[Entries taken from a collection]
● ● ● ●

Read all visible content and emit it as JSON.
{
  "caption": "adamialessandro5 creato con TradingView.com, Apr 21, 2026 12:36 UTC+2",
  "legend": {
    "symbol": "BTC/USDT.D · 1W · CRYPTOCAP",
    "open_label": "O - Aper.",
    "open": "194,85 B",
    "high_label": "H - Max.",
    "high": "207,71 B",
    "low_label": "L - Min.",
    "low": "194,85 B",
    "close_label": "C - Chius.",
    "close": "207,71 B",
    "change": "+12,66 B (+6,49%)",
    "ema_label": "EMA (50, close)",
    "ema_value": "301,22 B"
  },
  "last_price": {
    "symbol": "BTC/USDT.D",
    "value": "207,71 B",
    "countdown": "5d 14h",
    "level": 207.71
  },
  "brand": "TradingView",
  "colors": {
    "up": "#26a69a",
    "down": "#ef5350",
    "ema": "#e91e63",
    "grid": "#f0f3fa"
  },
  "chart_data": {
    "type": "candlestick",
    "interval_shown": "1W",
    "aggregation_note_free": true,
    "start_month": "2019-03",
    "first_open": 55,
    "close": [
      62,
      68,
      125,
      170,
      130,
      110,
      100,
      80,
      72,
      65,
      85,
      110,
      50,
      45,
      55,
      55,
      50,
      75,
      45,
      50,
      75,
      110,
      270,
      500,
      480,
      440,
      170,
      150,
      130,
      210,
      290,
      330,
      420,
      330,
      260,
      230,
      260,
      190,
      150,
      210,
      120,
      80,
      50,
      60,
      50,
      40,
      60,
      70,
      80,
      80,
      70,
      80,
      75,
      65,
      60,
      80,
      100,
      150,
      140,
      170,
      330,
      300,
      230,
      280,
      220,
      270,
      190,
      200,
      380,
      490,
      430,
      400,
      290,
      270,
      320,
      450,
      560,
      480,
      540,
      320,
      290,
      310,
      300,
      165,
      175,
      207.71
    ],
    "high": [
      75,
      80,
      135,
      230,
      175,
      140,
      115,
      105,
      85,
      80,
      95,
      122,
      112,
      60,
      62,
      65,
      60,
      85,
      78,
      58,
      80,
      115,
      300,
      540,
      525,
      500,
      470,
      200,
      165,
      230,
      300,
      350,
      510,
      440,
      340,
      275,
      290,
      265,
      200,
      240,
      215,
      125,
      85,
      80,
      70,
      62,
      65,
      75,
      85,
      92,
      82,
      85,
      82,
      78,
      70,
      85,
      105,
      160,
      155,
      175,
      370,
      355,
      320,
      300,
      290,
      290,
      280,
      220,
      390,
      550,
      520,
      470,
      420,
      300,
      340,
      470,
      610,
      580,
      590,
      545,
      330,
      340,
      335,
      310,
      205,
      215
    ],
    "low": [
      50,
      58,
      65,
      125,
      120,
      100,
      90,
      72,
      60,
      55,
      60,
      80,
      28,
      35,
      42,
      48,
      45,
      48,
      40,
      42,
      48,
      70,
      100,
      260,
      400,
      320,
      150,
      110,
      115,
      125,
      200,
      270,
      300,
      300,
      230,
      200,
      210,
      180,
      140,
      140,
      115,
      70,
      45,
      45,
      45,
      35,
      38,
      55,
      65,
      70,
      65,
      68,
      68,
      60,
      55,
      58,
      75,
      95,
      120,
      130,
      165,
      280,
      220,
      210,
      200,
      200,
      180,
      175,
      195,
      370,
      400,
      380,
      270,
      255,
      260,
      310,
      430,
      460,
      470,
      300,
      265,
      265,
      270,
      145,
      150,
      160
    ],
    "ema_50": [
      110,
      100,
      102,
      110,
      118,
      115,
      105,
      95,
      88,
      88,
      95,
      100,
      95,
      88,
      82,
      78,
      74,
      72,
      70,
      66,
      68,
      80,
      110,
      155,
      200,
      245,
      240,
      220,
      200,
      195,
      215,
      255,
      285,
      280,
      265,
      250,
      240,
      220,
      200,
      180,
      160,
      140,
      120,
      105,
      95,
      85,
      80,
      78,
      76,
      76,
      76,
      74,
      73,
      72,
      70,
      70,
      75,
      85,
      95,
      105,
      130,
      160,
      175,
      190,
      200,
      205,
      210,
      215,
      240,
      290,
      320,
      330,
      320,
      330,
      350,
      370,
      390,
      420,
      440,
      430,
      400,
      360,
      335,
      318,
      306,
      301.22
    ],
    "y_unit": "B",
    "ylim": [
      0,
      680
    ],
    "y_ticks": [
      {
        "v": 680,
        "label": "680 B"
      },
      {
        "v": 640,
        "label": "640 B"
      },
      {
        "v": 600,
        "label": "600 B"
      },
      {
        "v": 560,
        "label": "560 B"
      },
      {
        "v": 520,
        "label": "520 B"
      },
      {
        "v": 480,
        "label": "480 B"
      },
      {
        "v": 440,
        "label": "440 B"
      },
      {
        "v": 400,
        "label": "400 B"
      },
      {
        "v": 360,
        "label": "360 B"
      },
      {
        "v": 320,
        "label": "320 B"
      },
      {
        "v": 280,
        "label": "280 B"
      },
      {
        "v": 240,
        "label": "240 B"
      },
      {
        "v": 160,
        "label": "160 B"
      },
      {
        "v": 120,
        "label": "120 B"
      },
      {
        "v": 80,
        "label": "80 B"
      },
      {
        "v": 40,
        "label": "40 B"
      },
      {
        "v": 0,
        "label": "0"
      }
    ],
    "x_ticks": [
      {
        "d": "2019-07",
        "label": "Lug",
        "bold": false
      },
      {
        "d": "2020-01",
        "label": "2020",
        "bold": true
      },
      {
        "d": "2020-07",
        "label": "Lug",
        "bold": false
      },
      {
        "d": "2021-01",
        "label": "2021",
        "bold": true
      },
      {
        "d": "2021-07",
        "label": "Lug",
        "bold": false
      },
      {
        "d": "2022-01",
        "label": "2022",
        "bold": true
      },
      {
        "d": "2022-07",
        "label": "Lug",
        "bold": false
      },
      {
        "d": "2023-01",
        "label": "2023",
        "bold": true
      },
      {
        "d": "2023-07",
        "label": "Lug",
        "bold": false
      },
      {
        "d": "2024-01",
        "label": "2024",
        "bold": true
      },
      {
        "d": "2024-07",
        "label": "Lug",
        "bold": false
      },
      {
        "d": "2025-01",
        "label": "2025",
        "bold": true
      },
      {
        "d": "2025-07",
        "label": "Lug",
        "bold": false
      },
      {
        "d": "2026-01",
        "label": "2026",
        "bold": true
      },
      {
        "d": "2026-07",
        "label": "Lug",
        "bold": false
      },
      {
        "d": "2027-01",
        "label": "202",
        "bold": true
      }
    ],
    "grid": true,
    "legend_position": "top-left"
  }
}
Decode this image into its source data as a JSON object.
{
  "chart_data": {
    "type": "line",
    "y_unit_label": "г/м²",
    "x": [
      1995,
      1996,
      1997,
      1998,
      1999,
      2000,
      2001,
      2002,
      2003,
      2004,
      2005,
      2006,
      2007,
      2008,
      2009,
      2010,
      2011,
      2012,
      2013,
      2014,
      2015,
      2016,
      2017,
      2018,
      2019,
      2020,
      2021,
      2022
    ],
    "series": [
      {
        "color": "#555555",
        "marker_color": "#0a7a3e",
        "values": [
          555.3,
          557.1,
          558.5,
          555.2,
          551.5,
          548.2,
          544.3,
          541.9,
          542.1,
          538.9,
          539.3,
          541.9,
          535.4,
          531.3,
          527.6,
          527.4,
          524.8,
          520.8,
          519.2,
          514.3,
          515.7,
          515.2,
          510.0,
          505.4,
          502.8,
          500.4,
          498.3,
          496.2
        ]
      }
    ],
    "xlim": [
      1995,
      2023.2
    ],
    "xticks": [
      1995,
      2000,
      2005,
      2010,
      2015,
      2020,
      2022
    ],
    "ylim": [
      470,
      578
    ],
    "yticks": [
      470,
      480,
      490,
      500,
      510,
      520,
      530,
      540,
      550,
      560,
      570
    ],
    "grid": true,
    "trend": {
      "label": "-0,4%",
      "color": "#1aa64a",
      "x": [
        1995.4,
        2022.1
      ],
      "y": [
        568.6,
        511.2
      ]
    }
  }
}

● ● ● ●

What you have to do. All lines above with "JSON" in them should be returned.

Solved problem.
Read all visible content and emit it as JSON.
Decode this image into its source data as a JSON object.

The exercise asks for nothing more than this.